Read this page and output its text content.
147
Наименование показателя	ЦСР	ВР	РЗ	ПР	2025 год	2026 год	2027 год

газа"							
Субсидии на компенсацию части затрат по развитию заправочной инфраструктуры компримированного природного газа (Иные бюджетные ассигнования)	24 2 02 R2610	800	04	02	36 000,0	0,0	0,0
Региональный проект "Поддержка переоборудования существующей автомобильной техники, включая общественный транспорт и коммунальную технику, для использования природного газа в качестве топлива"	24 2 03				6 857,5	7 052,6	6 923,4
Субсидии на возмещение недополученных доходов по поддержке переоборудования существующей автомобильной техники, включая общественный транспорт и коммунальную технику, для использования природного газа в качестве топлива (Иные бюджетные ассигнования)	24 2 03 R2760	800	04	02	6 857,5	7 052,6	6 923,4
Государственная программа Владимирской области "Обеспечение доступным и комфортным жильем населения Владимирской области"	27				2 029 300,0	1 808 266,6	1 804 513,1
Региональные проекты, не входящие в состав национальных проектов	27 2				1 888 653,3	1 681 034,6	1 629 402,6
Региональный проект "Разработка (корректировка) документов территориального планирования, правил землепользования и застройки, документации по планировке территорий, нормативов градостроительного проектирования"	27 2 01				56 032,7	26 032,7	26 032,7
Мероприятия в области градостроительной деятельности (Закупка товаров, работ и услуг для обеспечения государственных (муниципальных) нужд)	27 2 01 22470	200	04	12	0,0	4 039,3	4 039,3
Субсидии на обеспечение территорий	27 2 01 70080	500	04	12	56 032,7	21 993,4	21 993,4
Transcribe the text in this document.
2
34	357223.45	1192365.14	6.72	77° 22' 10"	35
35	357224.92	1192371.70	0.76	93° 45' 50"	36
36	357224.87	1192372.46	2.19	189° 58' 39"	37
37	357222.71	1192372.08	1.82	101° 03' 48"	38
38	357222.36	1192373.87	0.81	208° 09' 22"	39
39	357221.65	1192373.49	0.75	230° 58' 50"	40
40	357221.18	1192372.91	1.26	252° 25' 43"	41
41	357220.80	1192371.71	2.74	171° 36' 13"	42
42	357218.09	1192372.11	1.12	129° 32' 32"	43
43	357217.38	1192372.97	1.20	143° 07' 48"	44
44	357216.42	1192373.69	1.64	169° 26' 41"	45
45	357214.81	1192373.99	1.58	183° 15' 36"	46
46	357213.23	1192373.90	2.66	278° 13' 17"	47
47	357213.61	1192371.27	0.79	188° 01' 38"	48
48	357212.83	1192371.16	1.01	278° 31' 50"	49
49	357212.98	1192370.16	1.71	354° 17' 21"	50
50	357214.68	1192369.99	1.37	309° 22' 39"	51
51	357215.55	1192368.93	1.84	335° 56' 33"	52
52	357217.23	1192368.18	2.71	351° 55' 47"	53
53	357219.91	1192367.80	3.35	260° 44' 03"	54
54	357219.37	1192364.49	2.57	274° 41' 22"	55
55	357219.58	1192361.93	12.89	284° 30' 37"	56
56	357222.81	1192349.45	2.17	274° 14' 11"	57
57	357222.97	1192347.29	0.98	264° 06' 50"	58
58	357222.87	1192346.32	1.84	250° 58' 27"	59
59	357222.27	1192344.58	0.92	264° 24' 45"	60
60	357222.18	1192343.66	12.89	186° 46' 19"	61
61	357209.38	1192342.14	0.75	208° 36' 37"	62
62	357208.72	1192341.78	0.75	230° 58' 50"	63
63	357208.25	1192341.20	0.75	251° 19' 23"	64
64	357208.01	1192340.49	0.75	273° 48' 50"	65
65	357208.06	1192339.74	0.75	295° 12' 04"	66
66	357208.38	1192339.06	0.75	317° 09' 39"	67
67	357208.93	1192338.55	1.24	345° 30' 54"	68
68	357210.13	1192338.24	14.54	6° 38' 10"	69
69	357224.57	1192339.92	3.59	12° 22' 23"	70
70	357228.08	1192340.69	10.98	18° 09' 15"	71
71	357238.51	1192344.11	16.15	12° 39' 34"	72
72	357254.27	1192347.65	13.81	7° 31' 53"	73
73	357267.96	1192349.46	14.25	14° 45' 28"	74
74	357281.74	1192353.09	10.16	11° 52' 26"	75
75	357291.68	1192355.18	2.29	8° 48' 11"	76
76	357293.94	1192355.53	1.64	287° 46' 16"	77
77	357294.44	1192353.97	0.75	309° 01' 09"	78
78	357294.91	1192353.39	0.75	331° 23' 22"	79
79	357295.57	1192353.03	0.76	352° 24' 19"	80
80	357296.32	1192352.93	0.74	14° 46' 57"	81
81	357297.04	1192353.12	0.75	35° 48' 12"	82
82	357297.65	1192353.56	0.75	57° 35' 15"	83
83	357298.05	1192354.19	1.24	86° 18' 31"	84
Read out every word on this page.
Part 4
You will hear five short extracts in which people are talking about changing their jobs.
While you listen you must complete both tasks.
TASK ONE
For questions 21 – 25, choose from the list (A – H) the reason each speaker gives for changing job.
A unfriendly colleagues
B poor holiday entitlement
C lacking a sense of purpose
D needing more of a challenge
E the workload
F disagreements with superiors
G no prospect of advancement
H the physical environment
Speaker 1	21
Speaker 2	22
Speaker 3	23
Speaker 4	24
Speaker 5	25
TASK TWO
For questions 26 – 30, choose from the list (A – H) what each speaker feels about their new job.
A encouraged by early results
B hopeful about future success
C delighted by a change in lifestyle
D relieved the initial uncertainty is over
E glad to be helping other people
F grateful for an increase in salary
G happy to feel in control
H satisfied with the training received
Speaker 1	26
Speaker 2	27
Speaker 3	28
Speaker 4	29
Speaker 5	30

:: WHAT THE EXERCISE ASKS ::
Quote each line of the data above exactly as written.

:: RESPONSE TO THIS EXERCISE ::
Read this page and output its text content.
147
Наименование показателя	ЦСР	ВР	РЗ	ПР	2025 год	2026 год	2027 год

газа"							
Субсидии на компенсацию части затрат по развитию заправочной инфраструктуры компримированного природного газа (Иные бюджетные ассигнования)	24 2 02 R2610	800	04	02	36 000,0	0,0	0,0
Региональный проект "Поддержка переоборудования существующей автомобильной техники, включая общественный транспорт и коммунальную технику, для использования природного газа в качестве топлива"	24 2 03				6 857,5	7 052,6	6 923,4
Субсидии на возмещение недополученных доходов по поддержке переоборудования существующей автомобильной техники, включая общественный транспорт и коммунальную технику, для использования природного газа в качестве топлива (Иные бюджетные ассигнования)	24 2 03 R2760	800	04	02	6 857,5	7 052,6	6 923,4
Государственная программа Владимирской области "Обеспечение доступным и комфортным жильем населения Владимирской области"	27				2 029 300,0	1 808 266,6	1 804 513,1
Региональные проекты, не входящие в состав национальных проектов	27 2				1 888 653,3	1 681 034,6	1 629 402,6
Региональный проект "Разработка (корректировка) документов территориального планирования, правил землепользования и застройки, документации по планировке территорий, нормативов градостроительного проектирования"	27 2 01				56 032,7	26 032,7	26 032,7
Мероприятия в области градостроительной деятельности (Закупка товаров, работ и услуг для обеспечения государственных (муниципальных) нужд)	27 2 01 22470	200	04	12	0,0	4 039,3	4 039,3
Субсидии на обеспечение территорий	27 2 01 70080	500	04	12	56 032,7	21 993,4	21 993,4
Transcribe the text in this document.
2
34	357223.45	1192365.14	6.72	77° 22' 10"	35
35	357224.92	1192371.70	0.76	93° 45' 50"	36
36	357224.87	1192372.46	2.19	189° 58' 39"	37
37	357222.71	1192372.08	1.82	101° 03' 48"	38
38	357222.36	1192373.87	0.81	208° 09' 22"	39
39	357221.65	1192373.49	0.75	230° 58' 50"	40
40	357221.18	1192372.91	1.26	252° 25' 43"	41
41	357220.80	1192371.71	2.74	171° 36' 13"	42
42	357218.09	1192372.11	1.12	129° 32' 32"	43
43	357217.38	1192372.97	1.20	143° 07' 48"	44
44	357216.42	1192373.69	1.64	169° 26' 41"	45
45	357214.81	1192373.99	1.58	183° 15' 36"	46
46	357213.23	1192373.90	2.66	278° 13' 17"	47
47	357213.61	1192371.27	0.79	188° 01' 38"	48
48	357212.83	1192371.16	1.01	278° 31' 50"	49
49	357212.98	1192370.16	1.71	354° 17' 21"	50
50	357214.68	1192369.99	1.37	309° 22' 39"	51
51	357215.55	1192368.93	1.84	335° 56' 33"	52
52	357217.23	1192368.18	2.71	351° 55' 47"	53
53	357219.91	1192367.80	3.35	260° 44' 03"	54
54	357219.37	1192364.49	2.57	274° 41' 22"	55
55	357219.58	1192361.93	12.89	284° 30' 37"	56
56	357222.81	1192349.45	2.17	274° 14' 11"	57
57	357222.97	1192347.29	0.98	264° 06' 50"	58
58	357222.87	1192346.32	1.84	250° 58' 27"	59
59	357222.27	1192344.58	0.92	264° 24' 45"	60
60	357222.18	1192343.66	12.89	186° 46' 19"	61
61	357209.38	1192342.14	0.75	208° 36' 37"	62
62	357208.72	1192341.78	0.75	230° 58' 50"	63
63	357208.25	1192341.20	0.75	251° 19' 23"	64
64	357208.01	1192340.49	0.75	273° 48' 50"	65
65	357208.06	1192339.74	0.75	295° 12' 04"	66
66	357208.38	1192339.06	0.75	317° 09' 39"	67
67	357208.93	1192338.55	1.24	345° 30' 54"	68
68	357210.13	1192338.24	14.54	6° 38' 10"	69
69	357224.57	1192339.92	3.59	12° 22' 23"	70
70	357228.08	1192340.69	10.98	18° 09' 15"	71
71	357238.51	1192344.11	16.15	12° 39' 34"	72
72	357254.27	1192347.65	13.81	7° 31' 53"	73
73	357267.96	1192349.46	14.25	14° 45' 28"	74
74	357281.74	1192353.09	10.16	11° 52' 26"	75
75	357291.68	1192355.18	2.29	8° 48' 11"	76
76	357293.94	1192355.53	1.64	287° 46' 16"	77
77	357294.44	1192353.97	0.75	309° 01' 09"	78
78	357294.91	1192353.39	0.75	331° 23' 22"	79
79	357295.57	1192353.03	0.76	352° 24' 19"	80
80	357296.32	1192352.93	0.74	14° 46' 57"	81
81	357297.04	1192353.12	0.75	35° 48' 12"	82
82	357297.65	1192353.56	0.75	57° 35' 15"	83
83	357298.05	1192354.19	1.24	86° 18' 31"	84
Read out every word on this page.
Part 4
You will hear five short extracts in which people are talking about changing their jobs.
While you listen you must complete both tasks.
TASK ONE
For questions 21 – 25, choose from the list (A – H) the reason each speaker gives for changing job.
A unfriendly colleagues
B poor holiday entitlement
C lacking a sense of purpose
D needing more of a challenge
E the workload
F disagreements with superiors
G no prospect of advancement
H the physical environment
Speaker 1	21
Speaker 2	22
Speaker 3	23
Speaker 4	24
Speaker 5	25
TASK TWO
For questions 26 – 30, choose from the list (A – H) what each speaker feels about their new job.
A encouraged by early results
B hopeful about future success
C delighted by a change in lifestyle
D relieved the initial uncertainty is over
E glad to be helping other people
F grateful for an increase in salary
G happy to feel in control
H satisfied with the training received
Speaker 1	26
Speaker 2	27
Speaker 3	28
Speaker 4	29
Speaker 5	30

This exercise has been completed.